▶ _STATED TASK_: Would you retype all of these records exactly?

▶ _RECORDS FOR THIS TASK_:
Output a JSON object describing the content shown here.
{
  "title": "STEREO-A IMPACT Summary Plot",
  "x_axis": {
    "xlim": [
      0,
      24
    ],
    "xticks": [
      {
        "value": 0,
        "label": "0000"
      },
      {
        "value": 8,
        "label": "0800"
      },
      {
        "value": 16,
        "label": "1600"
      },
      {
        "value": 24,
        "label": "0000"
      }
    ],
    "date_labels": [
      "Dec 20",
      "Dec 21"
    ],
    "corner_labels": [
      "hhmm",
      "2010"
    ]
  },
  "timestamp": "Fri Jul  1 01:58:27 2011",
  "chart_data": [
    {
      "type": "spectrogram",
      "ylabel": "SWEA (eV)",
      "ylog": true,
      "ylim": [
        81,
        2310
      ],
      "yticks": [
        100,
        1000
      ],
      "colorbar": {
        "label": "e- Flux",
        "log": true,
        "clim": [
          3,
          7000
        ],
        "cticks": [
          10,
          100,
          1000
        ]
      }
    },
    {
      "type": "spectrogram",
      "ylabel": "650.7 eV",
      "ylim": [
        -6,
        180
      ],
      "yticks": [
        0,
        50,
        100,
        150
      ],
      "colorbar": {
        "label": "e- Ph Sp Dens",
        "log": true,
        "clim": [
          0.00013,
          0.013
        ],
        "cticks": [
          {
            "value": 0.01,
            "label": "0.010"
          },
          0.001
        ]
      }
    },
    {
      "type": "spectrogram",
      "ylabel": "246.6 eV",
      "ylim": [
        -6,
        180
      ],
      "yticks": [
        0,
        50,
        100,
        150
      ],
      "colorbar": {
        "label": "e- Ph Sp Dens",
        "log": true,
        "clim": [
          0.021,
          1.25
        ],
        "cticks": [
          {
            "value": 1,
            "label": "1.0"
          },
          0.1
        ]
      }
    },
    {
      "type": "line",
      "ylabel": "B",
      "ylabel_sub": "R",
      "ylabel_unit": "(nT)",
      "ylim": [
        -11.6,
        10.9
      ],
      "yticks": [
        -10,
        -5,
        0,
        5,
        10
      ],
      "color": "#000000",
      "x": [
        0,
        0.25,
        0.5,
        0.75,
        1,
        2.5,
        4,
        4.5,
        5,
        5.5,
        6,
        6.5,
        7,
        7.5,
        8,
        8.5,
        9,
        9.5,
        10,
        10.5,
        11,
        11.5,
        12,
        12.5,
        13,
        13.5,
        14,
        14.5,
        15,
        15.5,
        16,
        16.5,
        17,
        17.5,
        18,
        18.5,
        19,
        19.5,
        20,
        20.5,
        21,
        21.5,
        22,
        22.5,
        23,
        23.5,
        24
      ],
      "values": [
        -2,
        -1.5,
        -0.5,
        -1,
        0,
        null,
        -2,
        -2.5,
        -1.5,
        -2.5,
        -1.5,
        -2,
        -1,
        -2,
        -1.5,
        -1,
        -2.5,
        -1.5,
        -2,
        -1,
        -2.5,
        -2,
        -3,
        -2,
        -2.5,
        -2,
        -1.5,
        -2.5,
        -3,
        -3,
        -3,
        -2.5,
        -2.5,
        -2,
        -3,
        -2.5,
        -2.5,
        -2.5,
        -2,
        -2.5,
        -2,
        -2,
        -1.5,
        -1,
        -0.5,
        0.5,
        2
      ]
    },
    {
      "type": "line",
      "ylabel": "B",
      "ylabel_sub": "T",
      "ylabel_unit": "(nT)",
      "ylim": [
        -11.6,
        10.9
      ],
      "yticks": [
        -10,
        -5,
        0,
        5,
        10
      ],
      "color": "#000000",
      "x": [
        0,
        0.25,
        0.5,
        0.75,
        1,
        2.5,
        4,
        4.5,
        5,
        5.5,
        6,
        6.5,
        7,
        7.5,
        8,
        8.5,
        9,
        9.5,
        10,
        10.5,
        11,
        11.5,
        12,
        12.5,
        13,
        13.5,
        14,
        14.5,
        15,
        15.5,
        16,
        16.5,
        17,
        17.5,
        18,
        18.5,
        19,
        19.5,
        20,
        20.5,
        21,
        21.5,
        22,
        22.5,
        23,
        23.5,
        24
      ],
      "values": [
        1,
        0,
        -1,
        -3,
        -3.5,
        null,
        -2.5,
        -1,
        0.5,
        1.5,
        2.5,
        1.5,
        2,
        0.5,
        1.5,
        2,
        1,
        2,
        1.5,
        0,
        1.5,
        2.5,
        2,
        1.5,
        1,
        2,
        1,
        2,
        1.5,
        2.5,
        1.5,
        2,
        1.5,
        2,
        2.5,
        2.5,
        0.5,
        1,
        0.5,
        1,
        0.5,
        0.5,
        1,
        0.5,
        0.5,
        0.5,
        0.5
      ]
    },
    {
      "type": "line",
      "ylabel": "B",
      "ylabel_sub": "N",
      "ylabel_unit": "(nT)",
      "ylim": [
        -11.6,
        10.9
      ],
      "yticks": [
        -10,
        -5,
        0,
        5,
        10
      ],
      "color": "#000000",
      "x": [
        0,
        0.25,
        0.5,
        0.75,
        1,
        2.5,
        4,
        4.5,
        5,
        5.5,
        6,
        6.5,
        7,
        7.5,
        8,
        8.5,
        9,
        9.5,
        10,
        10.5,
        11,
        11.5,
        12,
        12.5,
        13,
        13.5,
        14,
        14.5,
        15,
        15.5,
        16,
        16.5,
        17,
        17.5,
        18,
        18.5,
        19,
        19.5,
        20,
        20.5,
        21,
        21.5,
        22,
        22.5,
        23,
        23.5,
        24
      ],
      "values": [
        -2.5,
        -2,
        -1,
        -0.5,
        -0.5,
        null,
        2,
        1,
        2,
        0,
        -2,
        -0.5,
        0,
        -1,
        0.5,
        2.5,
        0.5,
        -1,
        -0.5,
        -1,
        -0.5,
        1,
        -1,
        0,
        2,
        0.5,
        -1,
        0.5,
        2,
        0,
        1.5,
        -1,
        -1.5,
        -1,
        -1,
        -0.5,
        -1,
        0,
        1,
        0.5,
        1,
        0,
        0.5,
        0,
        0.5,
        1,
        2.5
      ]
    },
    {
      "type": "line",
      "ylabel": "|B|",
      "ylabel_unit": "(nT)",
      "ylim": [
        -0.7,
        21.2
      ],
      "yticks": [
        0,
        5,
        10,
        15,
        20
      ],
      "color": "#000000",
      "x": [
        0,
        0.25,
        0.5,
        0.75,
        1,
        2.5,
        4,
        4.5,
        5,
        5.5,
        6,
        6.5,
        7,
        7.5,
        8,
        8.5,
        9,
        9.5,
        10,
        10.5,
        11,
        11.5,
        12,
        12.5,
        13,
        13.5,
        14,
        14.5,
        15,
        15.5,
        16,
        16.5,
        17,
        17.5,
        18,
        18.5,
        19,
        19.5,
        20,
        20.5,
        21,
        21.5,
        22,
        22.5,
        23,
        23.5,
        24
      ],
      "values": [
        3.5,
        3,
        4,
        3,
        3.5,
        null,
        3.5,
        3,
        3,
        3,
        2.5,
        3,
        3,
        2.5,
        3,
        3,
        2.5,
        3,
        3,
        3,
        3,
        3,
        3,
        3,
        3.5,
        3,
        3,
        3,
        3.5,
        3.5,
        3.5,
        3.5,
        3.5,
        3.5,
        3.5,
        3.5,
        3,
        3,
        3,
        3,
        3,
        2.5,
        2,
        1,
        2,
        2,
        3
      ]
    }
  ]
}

▶ _ANSWER IN FULL_:
Output a JSON object describing the content shown here.
{
  "title": "STEREO-A IMPACT Summary Plot",
  "x_axis": {
    "xlim": [
      0,
      24
    ],
    "xticks": [
      {
        "value": 0,
        "label": "0000"
      },
      {
        "value": 8,
        "label": "0800"
      },
      {
        "value": 16,
        "label": "1600"
      },
      {
        "value": 24,
        "label": "0000"
      }
    ],
    "date_labels": [
      "Dec 20",
      "Dec 21"
    ],
    "corner_labels": [
      "hhmm",
      "2010"
    ]
  },
  "timestamp": "Fri Jul  1 01:58:27 2011",
  "chart_data": [
    {
      "type": "spectrogram",
      "ylabel": "SWEA (eV)",
      "ylog": true,
      "ylim": [
        81,
        2310
      ],
      "yticks": [
        100,
        1000
      ],
      "colorbar": {
        "label": "e- Flux",
        "log": true,
        "clim": [
          3,
          7000
        ],
        "cticks": [
          10,
          100,
          1000
        ]
      }
    },
    {
      "type": "spectrogram",
      "ylabel": "650.7 eV",
      "ylim": [
        -6,
        180
      ],
      "yticks": [
        0,
        50,
        100,
        150
      ],
      "colorbar": {
        "label": "e- Ph Sp Dens",
        "log": true,
        "clim": [
          0.00013,
          0.013
        ],
        "cticks": [
          {
            "value": 0.01,
            "label": "0.010"
          },
          0.001
        ]
      }
    },
    {
      "type": "spectrogram",
      "ylabel": "246.6 eV",
      "ylim": [
        -6,
        180
      ],
      "yticks": [
        0,
        50,
        100,
        150
      ],
      "colorbar": {
        "label": "e- Ph Sp Dens",
        "log": true,
        "clim": [
          0.021,
          1.25
        ],
        "cticks": [
          {
            "value": 1,
            "label": "1.0"
          },
          0.1
        ]
      }
    },
    {
      "type": "line",
      "ylabel": "B",
      "ylabel_sub": "R",
      "ylabel_unit": "(nT)",
      "ylim": [
        -11.6,
        10.9
      ],
      "yticks": [
        -10,
        -5,
        0,
        5,
        10
      ],
      "color": "#000000",
      "x": [
        0,
        0.25,
        0.5,
        0.75,
        1,
        2.5,
        4,
        4.5,
        5,
        5.5,
        6,
        6.5,
        7,
        7.5,
        8,
        8.5,
        9,
        9.5,
        10,
        10.5,
        11,
        11.5,
        12,
        12.5,
        13,
        13.5,
        14,
        14.5,
        15,
        15.5,
        16,
        16.5,
        17,
        17.5,
        18,
        18.5,
        19,
        19.5,
        20,
        20.5,
        21,
        21.5,
        22,
        22.5,
        23,
        23.5,
        24
      ],
      "values": [
        -2,
        -1.5,
        -0.5,
        -1,
        0,
        null,
        -2,
        -2.5,
        -1.5,
        -2.5,
        -1.5,
        -2,
        -1,
        -2,
        -1.5,
        -1,
        -2.5,
        -1.5,
        -2,
        -1,
        -2.5,
        -2,
        -3,
        -2,
        -2.5,
        -2,
        -1.5,
        -2.5,
        -3,
        -3,
        -3,
        -2.5,
        -2.5,
        -2,
        -3,
        -2.5,
        -2.5,
        -2.5,
        -2,
        -2.5,
        -2,
        -2,
        -1.5,
        -1,
        -0.5,
        0.5,
        2
      ]
    },
    {
      "type": "line",
      "ylabel": "B",
      "ylabel_sub": "T",
      "ylabel_unit": "(nT)",
      "ylim": [
        -11.6,
        10.9
      ],
      "yticks": [
        -10,
        -5,
        0,
        5,
        10
      ],
      "color": "#000000",
      "x": [
        0,
        0.25,
        0.5,
        0.75,
        1,
        2.5,
        4,
        4.5,
        5,
        5.5,
        6,
        6.5,
        7,
        7.5,
        8,
        8.5,
        9,
        9.5,
        10,
        10.5,
        11,
        11.5,
        12,
        12.5,
        13,
        13.5,
        14,
        14.5,
        15,
        15.5,
        16,
        16.5,
        17,
        17.5,
        18,
        18.5,
        19,
        19.5,
        20,
        20.5,
        21,
        21.5,
        22,
        22.5,
        23,
        23.5,
        24
      ],
      "values": [
        1,
        0,
        -1,
        -3,
        -3.5,
        null,
        -2.5,
        -1,
        0.5,
        1.5,
        2.5,
        1.5,
        2,
        0.5,
        1.5,
        2,
        1,
        2,
        1.5,
        0,
        1.5,
        2.5,
        2,
        1.5,
        1,
        2,
        1,
        2,
        1.5,
        2.5,
        1.5,
        2,
        1.5,
        2,
        2.5,
        2.5,
        0.5,
        1,
        0.5,
        1,
        0.5,
        0.5,
        1,
        0.5,
        0.5,
        0.5,
        0.5
      ]
    },
    {
      "type": "line",
      "ylabel": "B",
      "ylabel_sub": "N",
      "ylabel_unit": "(nT)",
      "ylim": [
        -11.6,
        10.9
      ],
      "yticks": [
        -10,
        -5,
        0,
        5,
        10
      ],
      "color": "#000000",
      "x": [
        0,
        0.25,
        0.5,
        0.75,
        1,
        2.5,
        4,
        4.5,
        5,
        5.5,
        6,
        6.5,
        7,
        7.5,
        8,
        8.5,
        9,
        9.5,
        10,
        10.5,
        11,
        11.5,
        12,
        12.5,
        13,
        13.5,
        14,
        14.5,
        15,
        15.5,
        16,
        16.5,
        17,
        17.5,
        18,
        18.5,
        19,
        19.5,
        20,
        20.5,
        21,
        21.5,
        22,
        22.5,
        23,
        23.5,
        24
      ],
      "values": [
        -2.5,
        -2,
        -1,
        -0.5,
        -0.5,
        null,
        2,
        1,
        2,
        0,
        -2,
        -0.5,
        0,
        -1,
        0.5,
        2.5,
        0.5,
        -1,
        -0.5,
        -1,
        -0.5,
        1,
        -1,
        0,
        2,
        0.5,
        -1,
        0.5,
        2,
        0,
        1.5,
        -1,
        -1.5,
        -1,
        -1,
        -0.5,
        -1,
        0,
        1,
        0.5,
        1,
        0,
        0.5,
        0,
        0.5,
        1,
        2.5
      ]
    },
    {
      "type": "line",
      "ylabel": "|B|",
      "ylabel_unit": "(nT)",
      "ylim": [
        -0.7,
        21.2
      ],
      "yticks": [
        0,
        5,
        10,
        15,
        20
      ],
      "color": "#000000",
      "x": [
        0,
        0.25,
        0.5,
        0.75,
        1,
        2.5,
        4,
        4.5,
        5,
        5.5,
        6,
        6.5,
        7,
        7.5,
        8,
        8.5,
        9,
        9.5,
        10,
        10.5,
        11,
        11.5,
        12,
        12.5,
        13,
        13.5,
        14,
        14.5,
        15,
        15.5,
        16,
        16.5,
        17,
        17.5,
        18,
        18.5,
        19,
        19.5,
        20,
        20.5,
        21,
        21.5,
        22,
        22.5,
        23,
        23.5,
        24
      ],
      "values": [
        3.5,
        3,
        4,
        3,
        3.5,
        null,
        3.5,
        3,
        3,
        3,
        2.5,
        3,
        3,
        2.5,
        3,
        3,
        2.5,
        3,
        3,
        3,
        3,
        3,
        3,
        3,
        3.5,
        3,
        3,
        3,
        3.5,
        3.5,
        3.5,
        3.5,
        3.5,
        3.5,
        3.5,
        3.5,
        3,
        3,
        3,
        3,
        3,
        2.5,
        2,
        1,
        2,
        2,
        3
      ]
    }
  ]
}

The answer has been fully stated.